SHORT PROBLEM: Set down the records once more, please, exactly and with the pictures left out.

DATASET ROWS:
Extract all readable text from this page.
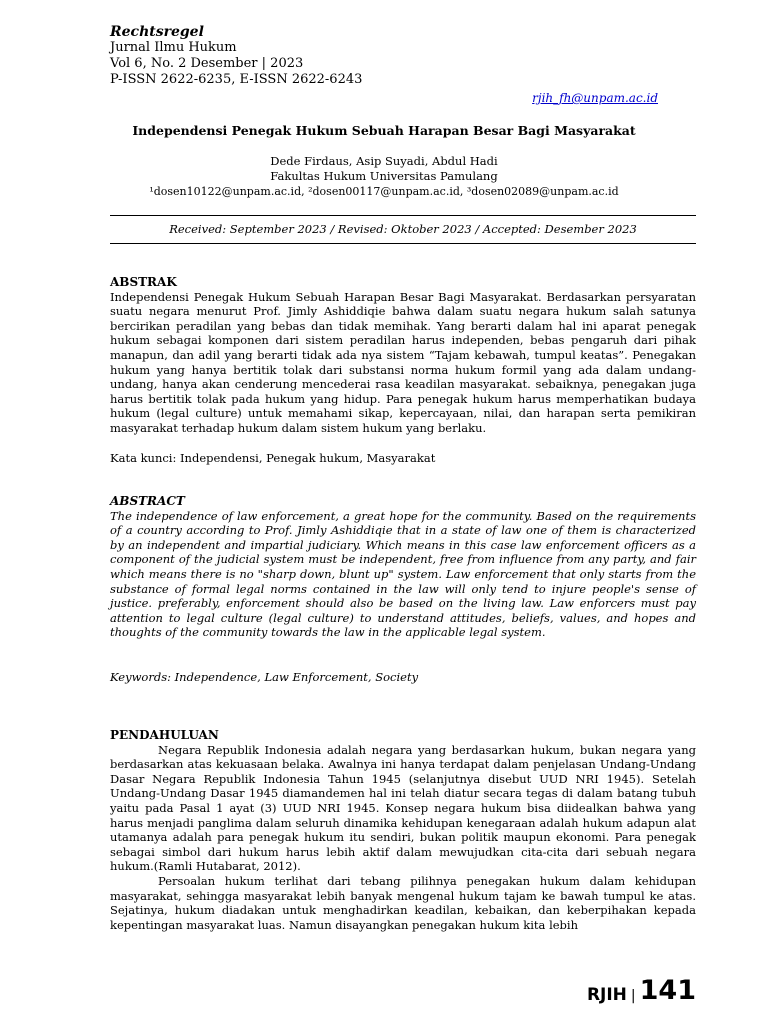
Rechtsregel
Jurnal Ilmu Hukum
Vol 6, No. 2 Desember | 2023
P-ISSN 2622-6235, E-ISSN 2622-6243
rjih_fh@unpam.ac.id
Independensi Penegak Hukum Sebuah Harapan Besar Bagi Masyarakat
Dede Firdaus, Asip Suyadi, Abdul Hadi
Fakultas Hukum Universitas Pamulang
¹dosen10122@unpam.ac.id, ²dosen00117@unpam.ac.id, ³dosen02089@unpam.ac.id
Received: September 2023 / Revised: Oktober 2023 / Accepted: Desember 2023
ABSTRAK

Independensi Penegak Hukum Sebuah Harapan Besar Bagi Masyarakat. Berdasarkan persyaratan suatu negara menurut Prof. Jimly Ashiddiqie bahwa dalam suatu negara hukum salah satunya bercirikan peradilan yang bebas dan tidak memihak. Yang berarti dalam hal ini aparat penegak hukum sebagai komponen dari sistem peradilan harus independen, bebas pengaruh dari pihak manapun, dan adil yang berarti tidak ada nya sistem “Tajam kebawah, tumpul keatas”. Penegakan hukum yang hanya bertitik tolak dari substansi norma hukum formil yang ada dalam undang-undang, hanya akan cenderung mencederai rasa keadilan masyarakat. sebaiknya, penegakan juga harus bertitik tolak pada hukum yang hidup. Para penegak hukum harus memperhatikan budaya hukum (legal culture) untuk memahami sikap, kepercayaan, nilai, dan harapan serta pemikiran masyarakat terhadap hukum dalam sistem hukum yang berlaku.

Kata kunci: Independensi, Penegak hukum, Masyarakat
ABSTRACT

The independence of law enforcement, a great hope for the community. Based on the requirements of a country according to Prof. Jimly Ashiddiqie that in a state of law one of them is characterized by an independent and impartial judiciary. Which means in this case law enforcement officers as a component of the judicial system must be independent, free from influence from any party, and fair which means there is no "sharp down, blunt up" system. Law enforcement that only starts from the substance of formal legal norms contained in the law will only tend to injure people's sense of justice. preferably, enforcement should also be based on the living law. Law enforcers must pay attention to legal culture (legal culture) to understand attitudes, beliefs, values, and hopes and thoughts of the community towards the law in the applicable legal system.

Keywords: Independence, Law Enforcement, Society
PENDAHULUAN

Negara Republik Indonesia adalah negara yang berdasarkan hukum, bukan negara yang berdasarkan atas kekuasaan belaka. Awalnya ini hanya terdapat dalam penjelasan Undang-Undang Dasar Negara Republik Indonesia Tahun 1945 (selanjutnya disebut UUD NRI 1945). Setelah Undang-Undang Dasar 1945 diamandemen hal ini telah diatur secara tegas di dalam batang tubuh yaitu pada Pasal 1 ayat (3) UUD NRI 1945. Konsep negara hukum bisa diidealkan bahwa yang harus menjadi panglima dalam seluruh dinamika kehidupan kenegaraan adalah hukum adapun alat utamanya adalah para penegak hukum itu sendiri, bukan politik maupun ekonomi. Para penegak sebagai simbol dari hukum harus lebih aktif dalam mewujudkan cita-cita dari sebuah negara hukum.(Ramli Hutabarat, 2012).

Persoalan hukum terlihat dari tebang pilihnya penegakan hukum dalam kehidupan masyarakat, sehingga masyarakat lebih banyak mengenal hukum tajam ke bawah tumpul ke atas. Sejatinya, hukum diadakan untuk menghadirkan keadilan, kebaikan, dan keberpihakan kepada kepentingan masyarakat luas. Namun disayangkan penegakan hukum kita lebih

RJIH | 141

TASK OUTPUT:
Extract all readable text from this page.
Rechtsregel
Jurnal Ilmu Hukum
Vol 6, No. 2 Desember | 2023
P-ISSN 2622-6235, E-ISSN 2622-6243
rjih_fh@unpam.ac.id
Independensi Penegak Hukum Sebuah Harapan Besar Bagi Masyarakat
Dede Firdaus, Asip Suyadi, Abdul Hadi
Fakultas Hukum Universitas Pamulang
¹dosen10122@unpam.ac.id, ²dosen00117@unpam.ac.id, ³dosen02089@unpam.ac.id
Received: September 2023 / Revised: Oktober 2023 / Accepted: Desember 2023
ABSTRAK

Independensi Penegak Hukum Sebuah Harapan Besar Bagi Masyarakat. Berdasarkan persyaratan suatu negara menurut Prof. Jimly Ashiddiqie bahwa dalam suatu negara hukum salah satunya bercirikan peradilan yang bebas dan tidak memihak. Yang berarti dalam hal ini aparat penegak hukum sebagai komponen dari sistem peradilan harus independen, bebas pengaruh dari pihak manapun, dan adil yang berarti tidak ada nya sistem “Tajam kebawah, tumpul keatas”. Penegakan hukum yang hanya bertitik tolak dari substansi norma hukum formil yang ada dalam undang-undang, hanya akan cenderung mencederai rasa keadilan masyarakat. sebaiknya, penegakan juga harus bertitik tolak pada hukum yang hidup. Para penegak hukum harus memperhatikan budaya hukum (legal culture) untuk memahami sikap, kepercayaan, nilai, dan harapan serta pemikiran masyarakat terhadap hukum dalam sistem hukum yang berlaku.

Kata kunci: Independensi, Penegak hukum, Masyarakat
ABSTRACT

The independence of law enforcement, a great hope for the community. Based on the requirements of a country according to Prof. Jimly Ashiddiqie that in a state of law one of them is characterized by an independent and impartial judiciary. Which means in this case law enforcement officers as a component of the judicial system must be independent, free from influence from any party, and fair which means there is no "sharp down, blunt up" system. Law enforcement that only starts from the substance of formal legal norms contained in the law will only tend to injure people's sense of justice. preferably, enforcement should also be based on the living law. Law enforcers must pay attention to legal culture (legal culture) to understand attitudes, beliefs, values, and hopes and thoughts of the community towards the law in the applicable legal system.

Keywords: Independence, Law Enforcement, Society
PENDAHULUAN

Negara Republik Indonesia adalah negara yang berdasarkan hukum, bukan negara yang berdasarkan atas kekuasaan belaka. Awalnya ini hanya terdapat dalam penjelasan Undang-Undang Dasar Negara Republik Indonesia Tahun 1945 (selanjutnya disebut UUD NRI 1945). Setelah Undang-Undang Dasar 1945 diamandemen hal ini telah diatur secara tegas di dalam batang tubuh yaitu pada Pasal 1 ayat (3) UUD NRI 1945. Konsep negara hukum bisa diidealkan bahwa yang harus menjadi panglima dalam seluruh dinamika kehidupan kenegaraan adalah hukum adapun alat utamanya adalah para penegak hukum itu sendiri, bukan politik maupun ekonomi. Para penegak sebagai simbol dari hukum harus lebih aktif dalam mewujudkan cita-cita dari sebuah negara hukum.(Ramli Hutabarat, 2012).

Persoalan hukum terlihat dari tebang pilihnya penegakan hukum dalam kehidupan masyarakat, sehingga masyarakat lebih banyak mengenal hukum tajam ke bawah tumpul ke atas. Sejatinya, hukum diadakan untuk menghadirkan keadilan, kebaikan, dan keberpihakan kepada kepentingan masyarakat luas. Namun disayangkan penegakan hukum kita lebih

RJIH | 141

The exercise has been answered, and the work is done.